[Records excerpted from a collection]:
- - - - - - -

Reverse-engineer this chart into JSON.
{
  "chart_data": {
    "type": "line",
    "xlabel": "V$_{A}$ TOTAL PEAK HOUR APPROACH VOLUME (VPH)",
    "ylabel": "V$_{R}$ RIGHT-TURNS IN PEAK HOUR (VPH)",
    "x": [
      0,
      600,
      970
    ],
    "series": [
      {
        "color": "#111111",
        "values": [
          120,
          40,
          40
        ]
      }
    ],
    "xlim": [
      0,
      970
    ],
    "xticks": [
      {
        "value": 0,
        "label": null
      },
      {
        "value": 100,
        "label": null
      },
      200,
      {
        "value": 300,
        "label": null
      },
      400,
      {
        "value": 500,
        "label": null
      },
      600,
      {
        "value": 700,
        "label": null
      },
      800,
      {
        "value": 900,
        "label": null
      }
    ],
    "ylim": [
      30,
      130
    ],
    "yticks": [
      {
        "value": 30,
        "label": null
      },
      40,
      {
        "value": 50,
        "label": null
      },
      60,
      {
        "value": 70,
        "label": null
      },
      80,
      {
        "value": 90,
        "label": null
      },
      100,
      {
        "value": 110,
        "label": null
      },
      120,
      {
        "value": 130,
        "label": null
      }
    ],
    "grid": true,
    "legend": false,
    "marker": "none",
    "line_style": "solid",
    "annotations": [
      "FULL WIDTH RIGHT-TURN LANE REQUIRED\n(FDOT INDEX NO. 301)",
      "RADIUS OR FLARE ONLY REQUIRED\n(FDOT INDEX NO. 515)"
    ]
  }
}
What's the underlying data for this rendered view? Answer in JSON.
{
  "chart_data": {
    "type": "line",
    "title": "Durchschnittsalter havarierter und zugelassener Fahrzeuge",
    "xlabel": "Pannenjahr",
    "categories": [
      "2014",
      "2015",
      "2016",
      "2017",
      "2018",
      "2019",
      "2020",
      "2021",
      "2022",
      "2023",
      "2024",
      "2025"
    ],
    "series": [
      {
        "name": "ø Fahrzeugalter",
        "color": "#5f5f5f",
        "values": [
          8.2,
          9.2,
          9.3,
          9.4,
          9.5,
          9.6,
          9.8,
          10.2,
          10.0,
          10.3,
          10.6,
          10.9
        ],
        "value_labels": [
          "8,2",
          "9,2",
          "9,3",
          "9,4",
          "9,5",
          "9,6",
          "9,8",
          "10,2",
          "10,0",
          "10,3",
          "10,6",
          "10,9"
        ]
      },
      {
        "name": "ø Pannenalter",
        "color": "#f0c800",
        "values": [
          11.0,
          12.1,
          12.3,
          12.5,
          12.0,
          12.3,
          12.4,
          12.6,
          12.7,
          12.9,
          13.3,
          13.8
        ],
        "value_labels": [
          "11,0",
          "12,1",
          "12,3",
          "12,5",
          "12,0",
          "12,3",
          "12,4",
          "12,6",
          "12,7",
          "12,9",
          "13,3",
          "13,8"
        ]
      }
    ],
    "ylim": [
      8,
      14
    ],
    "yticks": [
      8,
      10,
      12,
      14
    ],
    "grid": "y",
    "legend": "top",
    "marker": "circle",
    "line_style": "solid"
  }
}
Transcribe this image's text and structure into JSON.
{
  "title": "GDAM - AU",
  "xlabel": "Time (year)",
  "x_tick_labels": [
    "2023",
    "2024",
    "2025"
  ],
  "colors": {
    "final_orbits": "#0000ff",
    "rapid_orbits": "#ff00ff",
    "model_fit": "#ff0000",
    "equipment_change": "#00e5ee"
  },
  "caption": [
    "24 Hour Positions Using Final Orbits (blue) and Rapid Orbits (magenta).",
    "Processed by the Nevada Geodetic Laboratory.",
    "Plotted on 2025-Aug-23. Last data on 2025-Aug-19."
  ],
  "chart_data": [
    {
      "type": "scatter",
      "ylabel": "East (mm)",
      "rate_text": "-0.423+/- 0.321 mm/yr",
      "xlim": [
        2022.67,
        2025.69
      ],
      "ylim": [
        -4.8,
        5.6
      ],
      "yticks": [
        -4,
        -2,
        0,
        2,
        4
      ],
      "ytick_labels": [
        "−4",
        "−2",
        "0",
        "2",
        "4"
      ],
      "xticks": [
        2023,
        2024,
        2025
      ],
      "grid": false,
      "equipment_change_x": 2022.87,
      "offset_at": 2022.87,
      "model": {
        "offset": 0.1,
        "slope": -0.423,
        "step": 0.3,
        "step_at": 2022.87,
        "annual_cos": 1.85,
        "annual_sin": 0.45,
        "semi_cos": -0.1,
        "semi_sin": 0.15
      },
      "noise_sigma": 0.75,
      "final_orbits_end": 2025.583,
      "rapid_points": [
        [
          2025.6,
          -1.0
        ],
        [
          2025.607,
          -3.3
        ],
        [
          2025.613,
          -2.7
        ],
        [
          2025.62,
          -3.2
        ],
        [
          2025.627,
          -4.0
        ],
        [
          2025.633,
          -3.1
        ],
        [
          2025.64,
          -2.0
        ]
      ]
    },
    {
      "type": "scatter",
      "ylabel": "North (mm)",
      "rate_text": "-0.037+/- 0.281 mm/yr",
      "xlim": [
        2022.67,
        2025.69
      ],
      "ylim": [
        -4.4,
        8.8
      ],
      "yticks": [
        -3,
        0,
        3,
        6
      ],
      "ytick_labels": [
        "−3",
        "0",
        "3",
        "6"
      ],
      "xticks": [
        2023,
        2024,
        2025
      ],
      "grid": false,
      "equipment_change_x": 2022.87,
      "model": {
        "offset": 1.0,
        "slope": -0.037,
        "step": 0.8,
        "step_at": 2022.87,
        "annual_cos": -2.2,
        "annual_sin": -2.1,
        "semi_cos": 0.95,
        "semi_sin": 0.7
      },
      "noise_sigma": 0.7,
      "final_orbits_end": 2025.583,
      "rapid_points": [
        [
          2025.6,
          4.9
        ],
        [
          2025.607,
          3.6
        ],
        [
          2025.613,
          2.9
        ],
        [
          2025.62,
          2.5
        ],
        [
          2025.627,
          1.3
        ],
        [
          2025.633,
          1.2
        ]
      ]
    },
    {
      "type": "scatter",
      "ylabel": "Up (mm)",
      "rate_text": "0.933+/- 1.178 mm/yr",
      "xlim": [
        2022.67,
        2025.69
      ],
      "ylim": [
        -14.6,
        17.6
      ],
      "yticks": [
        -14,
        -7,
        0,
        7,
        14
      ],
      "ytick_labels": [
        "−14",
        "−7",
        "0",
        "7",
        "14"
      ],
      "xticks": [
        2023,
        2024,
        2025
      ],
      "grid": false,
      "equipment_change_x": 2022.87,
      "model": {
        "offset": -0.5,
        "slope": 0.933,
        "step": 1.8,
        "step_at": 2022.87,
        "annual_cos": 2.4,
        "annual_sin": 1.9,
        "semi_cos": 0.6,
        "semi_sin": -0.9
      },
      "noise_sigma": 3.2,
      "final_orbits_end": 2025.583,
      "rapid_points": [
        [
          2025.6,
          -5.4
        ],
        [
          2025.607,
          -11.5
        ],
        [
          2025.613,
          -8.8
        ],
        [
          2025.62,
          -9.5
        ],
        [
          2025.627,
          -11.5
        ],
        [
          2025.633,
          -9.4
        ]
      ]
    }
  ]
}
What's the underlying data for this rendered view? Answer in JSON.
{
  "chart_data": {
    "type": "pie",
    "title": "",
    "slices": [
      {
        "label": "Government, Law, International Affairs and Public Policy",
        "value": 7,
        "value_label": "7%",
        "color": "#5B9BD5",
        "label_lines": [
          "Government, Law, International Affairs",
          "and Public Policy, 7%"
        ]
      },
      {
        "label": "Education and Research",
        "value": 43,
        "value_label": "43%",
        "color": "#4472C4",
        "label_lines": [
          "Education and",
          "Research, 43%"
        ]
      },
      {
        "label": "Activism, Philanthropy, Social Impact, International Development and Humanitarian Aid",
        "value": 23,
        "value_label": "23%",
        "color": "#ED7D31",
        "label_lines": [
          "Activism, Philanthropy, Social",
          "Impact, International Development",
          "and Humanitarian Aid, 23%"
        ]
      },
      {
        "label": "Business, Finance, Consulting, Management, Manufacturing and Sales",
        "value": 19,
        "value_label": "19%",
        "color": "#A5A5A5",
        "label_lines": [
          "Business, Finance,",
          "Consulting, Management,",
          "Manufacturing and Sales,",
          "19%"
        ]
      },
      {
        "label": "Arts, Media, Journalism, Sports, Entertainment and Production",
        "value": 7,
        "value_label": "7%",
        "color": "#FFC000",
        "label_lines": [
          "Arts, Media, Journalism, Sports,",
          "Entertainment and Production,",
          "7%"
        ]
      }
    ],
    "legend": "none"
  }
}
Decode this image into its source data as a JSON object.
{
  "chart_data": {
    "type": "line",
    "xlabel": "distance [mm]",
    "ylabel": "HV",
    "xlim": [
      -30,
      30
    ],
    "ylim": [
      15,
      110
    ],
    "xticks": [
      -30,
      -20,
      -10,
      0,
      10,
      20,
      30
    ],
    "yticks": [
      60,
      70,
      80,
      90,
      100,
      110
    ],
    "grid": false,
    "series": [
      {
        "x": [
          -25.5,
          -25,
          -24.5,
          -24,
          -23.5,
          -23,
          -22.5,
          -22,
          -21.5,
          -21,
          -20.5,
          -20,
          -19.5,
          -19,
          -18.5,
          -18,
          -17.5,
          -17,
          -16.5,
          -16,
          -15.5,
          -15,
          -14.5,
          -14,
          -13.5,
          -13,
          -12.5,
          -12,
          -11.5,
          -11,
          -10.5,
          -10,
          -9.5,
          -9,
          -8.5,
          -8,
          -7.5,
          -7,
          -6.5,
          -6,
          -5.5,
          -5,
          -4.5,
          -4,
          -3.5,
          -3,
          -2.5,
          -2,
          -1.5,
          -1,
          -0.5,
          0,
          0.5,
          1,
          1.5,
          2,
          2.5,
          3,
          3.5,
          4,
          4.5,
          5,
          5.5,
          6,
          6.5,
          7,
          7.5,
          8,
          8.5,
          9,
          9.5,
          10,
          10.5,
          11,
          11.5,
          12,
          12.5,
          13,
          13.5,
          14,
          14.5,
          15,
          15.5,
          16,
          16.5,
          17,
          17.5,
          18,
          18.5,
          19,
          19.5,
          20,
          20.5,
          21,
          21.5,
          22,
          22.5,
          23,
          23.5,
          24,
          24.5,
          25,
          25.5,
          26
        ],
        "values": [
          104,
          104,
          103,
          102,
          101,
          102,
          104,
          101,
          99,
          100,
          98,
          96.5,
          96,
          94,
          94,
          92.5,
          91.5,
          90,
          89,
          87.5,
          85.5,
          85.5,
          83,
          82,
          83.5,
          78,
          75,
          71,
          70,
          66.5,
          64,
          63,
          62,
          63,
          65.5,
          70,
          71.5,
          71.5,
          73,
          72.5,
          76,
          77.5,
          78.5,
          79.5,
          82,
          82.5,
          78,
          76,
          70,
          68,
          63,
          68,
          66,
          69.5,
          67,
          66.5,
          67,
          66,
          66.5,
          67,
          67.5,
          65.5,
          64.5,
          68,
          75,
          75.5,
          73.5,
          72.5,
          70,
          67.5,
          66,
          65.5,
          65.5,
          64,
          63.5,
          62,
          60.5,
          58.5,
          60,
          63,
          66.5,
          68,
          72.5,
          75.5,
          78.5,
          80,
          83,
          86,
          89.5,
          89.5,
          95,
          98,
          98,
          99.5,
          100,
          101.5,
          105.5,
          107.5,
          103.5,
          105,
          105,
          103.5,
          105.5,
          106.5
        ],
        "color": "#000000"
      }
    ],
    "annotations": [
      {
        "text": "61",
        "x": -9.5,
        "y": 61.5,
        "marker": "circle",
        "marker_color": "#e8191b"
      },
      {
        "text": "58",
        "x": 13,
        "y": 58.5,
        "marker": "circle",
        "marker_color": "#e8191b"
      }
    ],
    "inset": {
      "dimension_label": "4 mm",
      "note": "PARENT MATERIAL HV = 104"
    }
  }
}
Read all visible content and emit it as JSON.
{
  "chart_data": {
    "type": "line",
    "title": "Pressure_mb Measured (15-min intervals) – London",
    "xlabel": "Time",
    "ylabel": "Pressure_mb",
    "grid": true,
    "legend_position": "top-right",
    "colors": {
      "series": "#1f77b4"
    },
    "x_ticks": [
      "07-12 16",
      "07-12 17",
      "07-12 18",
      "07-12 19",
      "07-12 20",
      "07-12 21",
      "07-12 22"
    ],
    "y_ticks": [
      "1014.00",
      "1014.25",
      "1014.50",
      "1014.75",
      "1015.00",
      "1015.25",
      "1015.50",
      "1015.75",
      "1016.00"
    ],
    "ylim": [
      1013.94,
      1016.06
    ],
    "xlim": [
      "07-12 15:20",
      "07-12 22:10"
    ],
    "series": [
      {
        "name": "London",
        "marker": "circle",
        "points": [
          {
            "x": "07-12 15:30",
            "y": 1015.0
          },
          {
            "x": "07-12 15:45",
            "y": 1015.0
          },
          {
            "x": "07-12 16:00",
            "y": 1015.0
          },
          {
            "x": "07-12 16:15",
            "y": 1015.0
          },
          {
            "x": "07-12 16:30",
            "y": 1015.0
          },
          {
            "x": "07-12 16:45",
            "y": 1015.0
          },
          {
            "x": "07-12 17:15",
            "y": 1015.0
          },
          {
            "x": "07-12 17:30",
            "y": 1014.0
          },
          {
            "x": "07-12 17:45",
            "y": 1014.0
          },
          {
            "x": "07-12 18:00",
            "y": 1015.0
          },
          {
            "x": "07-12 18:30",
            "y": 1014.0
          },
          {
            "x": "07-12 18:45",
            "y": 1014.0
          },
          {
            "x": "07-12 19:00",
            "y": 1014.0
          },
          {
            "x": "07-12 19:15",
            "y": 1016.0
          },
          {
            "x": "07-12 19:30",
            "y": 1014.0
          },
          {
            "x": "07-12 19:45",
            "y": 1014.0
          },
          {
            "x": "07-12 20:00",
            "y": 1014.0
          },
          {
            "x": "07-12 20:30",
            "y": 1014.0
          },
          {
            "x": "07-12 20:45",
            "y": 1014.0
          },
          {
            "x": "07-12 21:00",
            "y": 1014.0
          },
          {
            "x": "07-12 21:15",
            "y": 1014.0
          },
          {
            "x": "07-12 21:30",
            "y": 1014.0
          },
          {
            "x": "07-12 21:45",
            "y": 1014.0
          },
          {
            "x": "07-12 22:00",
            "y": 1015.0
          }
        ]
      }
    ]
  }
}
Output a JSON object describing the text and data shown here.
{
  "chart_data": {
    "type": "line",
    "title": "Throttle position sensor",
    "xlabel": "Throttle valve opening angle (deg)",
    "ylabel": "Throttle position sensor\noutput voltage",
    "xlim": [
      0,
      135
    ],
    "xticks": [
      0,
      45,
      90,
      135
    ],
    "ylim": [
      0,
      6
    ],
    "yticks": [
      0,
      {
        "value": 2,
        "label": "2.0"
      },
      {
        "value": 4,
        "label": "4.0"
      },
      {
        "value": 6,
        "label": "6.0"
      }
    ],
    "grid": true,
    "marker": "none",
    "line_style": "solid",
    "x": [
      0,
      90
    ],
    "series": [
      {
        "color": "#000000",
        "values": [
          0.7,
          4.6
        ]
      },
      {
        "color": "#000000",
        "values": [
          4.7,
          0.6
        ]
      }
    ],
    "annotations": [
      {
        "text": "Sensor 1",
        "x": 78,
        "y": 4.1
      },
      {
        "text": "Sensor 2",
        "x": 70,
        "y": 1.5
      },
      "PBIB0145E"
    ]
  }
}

- - - - - - -

[TASK TO COMPLETE]:
Track down every line holding the string "Throttle" and copy it.

[OUTPUT OF THE EXERCISE]:
    "title": "Throttle position sensor",
    "xlabel": "Throttle valve opening angle (deg)",
    "ylabel": "Throttle position sensor\noutput voltage",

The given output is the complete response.